Extracted records
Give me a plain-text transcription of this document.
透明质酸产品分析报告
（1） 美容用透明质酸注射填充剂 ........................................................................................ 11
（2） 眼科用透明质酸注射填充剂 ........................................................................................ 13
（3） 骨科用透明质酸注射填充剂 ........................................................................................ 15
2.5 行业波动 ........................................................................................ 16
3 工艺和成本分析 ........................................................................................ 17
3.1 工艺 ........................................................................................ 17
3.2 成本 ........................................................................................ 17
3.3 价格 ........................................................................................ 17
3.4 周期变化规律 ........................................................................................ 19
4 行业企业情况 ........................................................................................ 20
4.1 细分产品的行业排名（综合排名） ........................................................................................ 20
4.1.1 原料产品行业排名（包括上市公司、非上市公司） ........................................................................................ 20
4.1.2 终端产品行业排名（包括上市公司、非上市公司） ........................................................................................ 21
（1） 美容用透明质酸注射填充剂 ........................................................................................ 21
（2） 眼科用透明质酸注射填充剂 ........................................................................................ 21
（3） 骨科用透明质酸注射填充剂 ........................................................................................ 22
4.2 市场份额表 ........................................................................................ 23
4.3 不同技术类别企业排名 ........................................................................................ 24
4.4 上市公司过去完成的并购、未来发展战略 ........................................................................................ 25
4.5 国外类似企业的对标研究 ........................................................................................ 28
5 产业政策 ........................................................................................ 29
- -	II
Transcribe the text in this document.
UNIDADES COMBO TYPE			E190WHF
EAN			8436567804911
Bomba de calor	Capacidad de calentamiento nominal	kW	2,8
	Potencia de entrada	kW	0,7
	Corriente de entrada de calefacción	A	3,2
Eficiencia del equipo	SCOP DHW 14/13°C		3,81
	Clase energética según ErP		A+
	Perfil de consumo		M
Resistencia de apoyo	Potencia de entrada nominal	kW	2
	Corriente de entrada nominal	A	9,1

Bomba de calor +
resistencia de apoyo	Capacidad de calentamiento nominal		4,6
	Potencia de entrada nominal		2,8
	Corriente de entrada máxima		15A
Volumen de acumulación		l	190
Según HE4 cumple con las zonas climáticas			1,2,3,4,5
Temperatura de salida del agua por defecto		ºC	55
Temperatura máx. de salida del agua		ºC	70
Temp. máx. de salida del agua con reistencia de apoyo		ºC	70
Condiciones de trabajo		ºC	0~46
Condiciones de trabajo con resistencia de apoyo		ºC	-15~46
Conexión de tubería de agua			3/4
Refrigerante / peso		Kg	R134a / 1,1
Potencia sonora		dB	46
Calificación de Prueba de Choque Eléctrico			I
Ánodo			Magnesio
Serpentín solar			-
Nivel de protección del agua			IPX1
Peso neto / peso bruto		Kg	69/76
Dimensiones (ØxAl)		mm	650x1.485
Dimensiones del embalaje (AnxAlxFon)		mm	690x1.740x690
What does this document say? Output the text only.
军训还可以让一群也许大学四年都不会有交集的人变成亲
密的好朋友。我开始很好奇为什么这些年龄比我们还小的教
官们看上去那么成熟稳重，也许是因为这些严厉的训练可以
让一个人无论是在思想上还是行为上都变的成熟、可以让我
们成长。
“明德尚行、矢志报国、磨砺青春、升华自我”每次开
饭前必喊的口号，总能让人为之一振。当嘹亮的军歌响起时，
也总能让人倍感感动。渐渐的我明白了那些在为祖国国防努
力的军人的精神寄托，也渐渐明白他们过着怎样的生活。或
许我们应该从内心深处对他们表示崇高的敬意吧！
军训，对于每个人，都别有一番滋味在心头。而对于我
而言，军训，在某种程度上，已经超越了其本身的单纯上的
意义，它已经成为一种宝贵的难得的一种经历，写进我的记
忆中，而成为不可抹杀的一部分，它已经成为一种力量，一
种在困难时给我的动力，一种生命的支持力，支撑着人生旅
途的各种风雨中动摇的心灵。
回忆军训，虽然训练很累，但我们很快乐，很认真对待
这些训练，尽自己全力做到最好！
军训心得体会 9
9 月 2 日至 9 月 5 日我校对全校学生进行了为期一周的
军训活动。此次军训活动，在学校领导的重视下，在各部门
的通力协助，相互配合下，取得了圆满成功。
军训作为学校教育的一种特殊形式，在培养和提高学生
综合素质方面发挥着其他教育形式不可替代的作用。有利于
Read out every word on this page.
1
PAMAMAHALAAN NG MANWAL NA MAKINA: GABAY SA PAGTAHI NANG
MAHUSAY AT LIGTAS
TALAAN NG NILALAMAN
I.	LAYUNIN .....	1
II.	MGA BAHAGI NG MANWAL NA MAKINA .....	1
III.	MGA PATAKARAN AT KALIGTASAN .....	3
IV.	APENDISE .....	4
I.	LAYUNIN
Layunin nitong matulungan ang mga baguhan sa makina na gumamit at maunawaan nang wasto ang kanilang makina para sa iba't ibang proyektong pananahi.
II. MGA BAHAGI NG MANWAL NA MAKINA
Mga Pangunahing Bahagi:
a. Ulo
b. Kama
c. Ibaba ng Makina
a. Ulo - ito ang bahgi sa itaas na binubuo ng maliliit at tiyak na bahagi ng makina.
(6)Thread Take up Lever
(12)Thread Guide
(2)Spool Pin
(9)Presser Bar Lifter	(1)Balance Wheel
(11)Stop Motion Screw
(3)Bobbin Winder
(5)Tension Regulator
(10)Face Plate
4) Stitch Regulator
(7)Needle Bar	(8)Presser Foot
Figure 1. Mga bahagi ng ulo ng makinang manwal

Problem to solve ->
Reproduce the material above without altering a single character.

Task result ->
Give me a plain-text transcription of this document.
透明质酸产品分析报告
（1） 美容用透明质酸注射填充剂 ........................................................................................ 11
（2） 眼科用透明质酸注射填充剂 ........................................................................................ 13
（3） 骨科用透明质酸注射填充剂 ........................................................................................ 15
2.5 行业波动 ........................................................................................ 16
3 工艺和成本分析 ........................................................................................ 17
3.1 工艺 ........................................................................................ 17
3.2 成本 ........................................................................................ 17
3.3 价格 ........................................................................................ 17
3.4 周期变化规律 ........................................................................................ 19
4 行业企业情况 ........................................................................................ 20
4.1 细分产品的行业排名（综合排名） ........................................................................................ 20
4.1.1 原料产品行业排名（包括上市公司、非上市公司） ........................................................................................ 20
4.1.2 终端产品行业排名（包括上市公司、非上市公司） ........................................................................................ 21
（1） 美容用透明质酸注射填充剂 ........................................................................................ 21
（2） 眼科用透明质酸注射填充剂 ........................................................................................ 21
（3） 骨科用透明质酸注射填充剂 ........................................................................................ 22
4.2 市场份额表 ........................................................................................ 23
4.3 不同技术类别企业排名 ........................................................................................ 24
4.4 上市公司过去完成的并购、未来发展战略 ........................................................................................ 25
4.5 国外类似企业的对标研究 ........................................................................................ 28
5 产业政策 ........................................................................................ 29
- -	II
Transcribe the text in this document.
UNIDADES COMBO TYPE			E190WHF
EAN			8436567804911
Bomba de calor	Capacidad de calentamiento nominal	kW	2,8
	Potencia de entrada	kW	0,7
	Corriente de entrada de calefacción	A	3,2
Eficiencia del equipo	SCOP DHW 14/13°C		3,81
	Clase energética según ErP		A+
	Perfil de consumo		M
Resistencia de apoyo	Potencia de entrada nominal	kW	2
	Corriente de entrada nominal	A	9,1

Bomba de calor +
resistencia de apoyo	Capacidad de calentamiento nominal		4,6
	Potencia de entrada nominal		2,8
	Corriente de entrada máxima		15A
Volumen de acumulación		l	190
Según HE4 cumple con las zonas climáticas			1,2,3,4,5
Temperatura de salida del agua por defecto		ºC	55
Temperatura máx. de salida del agua		ºC	70
Temp. máx. de salida del agua con reistencia de apoyo		ºC	70
Condiciones de trabajo		ºC	0~46
Condiciones de trabajo con resistencia de apoyo		ºC	-15~46
Conexión de tubería de agua			3/4
Refrigerante / peso		Kg	R134a / 1,1
Potencia sonora		dB	46
Calificación de Prueba de Choque Eléctrico			I
Ánodo			Magnesio
Serpentín solar			-
Nivel de protección del agua			IPX1
Peso neto / peso bruto		Kg	69/76
Dimensiones (ØxAl)		mm	650x1.485
Dimensiones del embalaje (AnxAlxFon)		mm	690x1.740x690
What does this document say? Output the text only.
军训还可以让一群也许大学四年都不会有交集的人变成亲
密的好朋友。我开始很好奇为什么这些年龄比我们还小的教
官们看上去那么成熟稳重，也许是因为这些严厉的训练可以
让一个人无论是在思想上还是行为上都变的成熟、可以让我
们成长。
“明德尚行、矢志报国、磨砺青春、升华自我”每次开
饭前必喊的口号，总能让人为之一振。当嘹亮的军歌响起时，
也总能让人倍感感动。渐渐的我明白了那些在为祖国国防努
力的军人的精神寄托，也渐渐明白他们过着怎样的生活。或
许我们应该从内心深处对他们表示崇高的敬意吧！
军训，对于每个人，都别有一番滋味在心头。而对于我
而言，军训，在某种程度上，已经超越了其本身的单纯上的
意义，它已经成为一种宝贵的难得的一种经历，写进我的记
忆中，而成为不可抹杀的一部分，它已经成为一种力量，一
种在困难时给我的动力，一种生命的支持力，支撑着人生旅
途的各种风雨中动摇的心灵。
回忆军训，虽然训练很累，但我们很快乐，很认真对待
这些训练，尽自己全力做到最好！
军训心得体会 9
9 月 2 日至 9 月 5 日我校对全校学生进行了为期一周的
军训活动。此次军训活动，在学校领导的重视下，在各部门
的通力协助，相互配合下，取得了圆满成功。
军训作为学校教育的一种特殊形式，在培养和提高学生
综合素质方面发挥着其他教育形式不可替代的作用。有利于
Read out every word on this page.
1
PAMAMAHALAAN NG MANWAL NA MAKINA: GABAY SA PAGTAHI NANG
MAHUSAY AT LIGTAS
TALAAN NG NILALAMAN
I.	LAYUNIN .....	1
II.	MGA BAHAGI NG MANWAL NA MAKINA .....	1
III.	MGA PATAKARAN AT KALIGTASAN .....	3
IV.	APENDISE .....	4
I.	LAYUNIN
Layunin nitong matulungan ang mga baguhan sa makina na gumamit at maunawaan nang wasto ang kanilang makina para sa iba't ibang proyektong pananahi.
II. MGA BAHAGI NG MANWAL NA MAKINA
Mga Pangunahing Bahagi:
a. Ulo
b. Kama
c. Ibaba ng Makina
a. Ulo - ito ang bahgi sa itaas na binubuo ng maliliit at tiyak na bahagi ng makina.
(6)Thread Take up Lever
(12)Thread Guide
(2)Spool Pin
(9)Presser Bar Lifter	(1)Balance Wheel
(11)Stop Motion Screw
(3)Bobbin Winder
(5)Tension Regulator
(10)Face Plate
4) Stitch Regulator
(7)Needle Bar	(8)Presser Foot
Figure 1. Mga bahagi ng ulo ng makinang manwal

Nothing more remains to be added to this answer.